→ Written exercise
Output the full material exactly as it appears here.

(Some records)
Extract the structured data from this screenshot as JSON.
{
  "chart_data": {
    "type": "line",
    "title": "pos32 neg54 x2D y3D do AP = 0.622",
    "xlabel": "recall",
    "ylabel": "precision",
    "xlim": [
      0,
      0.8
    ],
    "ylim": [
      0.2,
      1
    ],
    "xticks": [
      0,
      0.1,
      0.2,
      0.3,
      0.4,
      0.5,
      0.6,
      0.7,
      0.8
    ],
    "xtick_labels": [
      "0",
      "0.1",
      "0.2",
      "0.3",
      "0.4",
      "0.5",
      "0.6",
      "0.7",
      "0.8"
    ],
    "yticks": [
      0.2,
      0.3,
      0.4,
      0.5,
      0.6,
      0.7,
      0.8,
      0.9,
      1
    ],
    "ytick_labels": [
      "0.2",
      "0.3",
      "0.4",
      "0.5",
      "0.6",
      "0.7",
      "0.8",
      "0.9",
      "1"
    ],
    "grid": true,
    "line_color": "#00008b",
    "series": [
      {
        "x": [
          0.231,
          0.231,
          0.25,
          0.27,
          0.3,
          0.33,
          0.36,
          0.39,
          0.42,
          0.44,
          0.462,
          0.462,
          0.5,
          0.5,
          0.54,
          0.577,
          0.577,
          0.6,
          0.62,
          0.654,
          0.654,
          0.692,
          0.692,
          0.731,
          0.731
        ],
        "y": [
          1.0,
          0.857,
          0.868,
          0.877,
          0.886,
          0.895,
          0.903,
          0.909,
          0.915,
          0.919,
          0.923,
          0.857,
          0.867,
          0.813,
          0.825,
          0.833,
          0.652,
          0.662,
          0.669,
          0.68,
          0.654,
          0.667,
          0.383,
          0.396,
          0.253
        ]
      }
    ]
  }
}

→ Task response
Extract the structured data from this screenshot as JSON.
{
  "chart_data": {
    "type": "line",
    "title": "pos32 neg54 x2D y3D do AP = 0.622",
    "xlabel": "recall",
    "ylabel": "precision",
    "xlim": [
      0,
      0.8
    ],
    "ylim": [
      0.2,
      1
    ],
    "xticks": [
      0,
      0.1,
      0.2,
      0.3,
      0.4,
      0.5,
      0.6,
      0.7,
      0.8
    ],
    "xtick_labels": [
      "0",
      "0.1",
      "0.2",
      "0.3",
      "0.4",
      "0.5",
      "0.6",
      "0.7",
      "0.8"
    ],
    "yticks": [
      0.2,
      0.3,
      0.4,
      0.5,
      0.6,
      0.7,
      0.8,
      0.9,
      1
    ],
    "ytick_labels": [
      "0.2",
      "0.3",
      "0.4",
      "0.5",
      "0.6",
      "0.7",
      "0.8",
      "0.9",
      "1"
    ],
    "grid": true,
    "line_color": "#00008b",
    "series": [
      {
        "x": [
          0.231,
          0.231,
          0.25,
          0.27,
          0.3,
          0.33,
          0.36,
          0.39,
          0.42,
          0.44,
          0.462,
          0.462,
          0.5,
          0.5,
          0.54,
          0.577,
          0.577,
          0.6,
          0.62,
          0.654,
          0.654,
          0.692,
          0.692,
          0.731,
          0.731
        ],
        "y": [
          1.0,
          0.857,
          0.868,
          0.877,
          0.886,
          0.895,
          0.903,
          0.909,
          0.915,
          0.919,
          0.923,
          0.857,
          0.867,
          0.813,
          0.825,
          0.833,
          0.652,
          0.662,
          0.669,
          0.68,
          0.654,
          0.667,
          0.383,
          0.396,
          0.253
        ]
      }
    ]
  }
}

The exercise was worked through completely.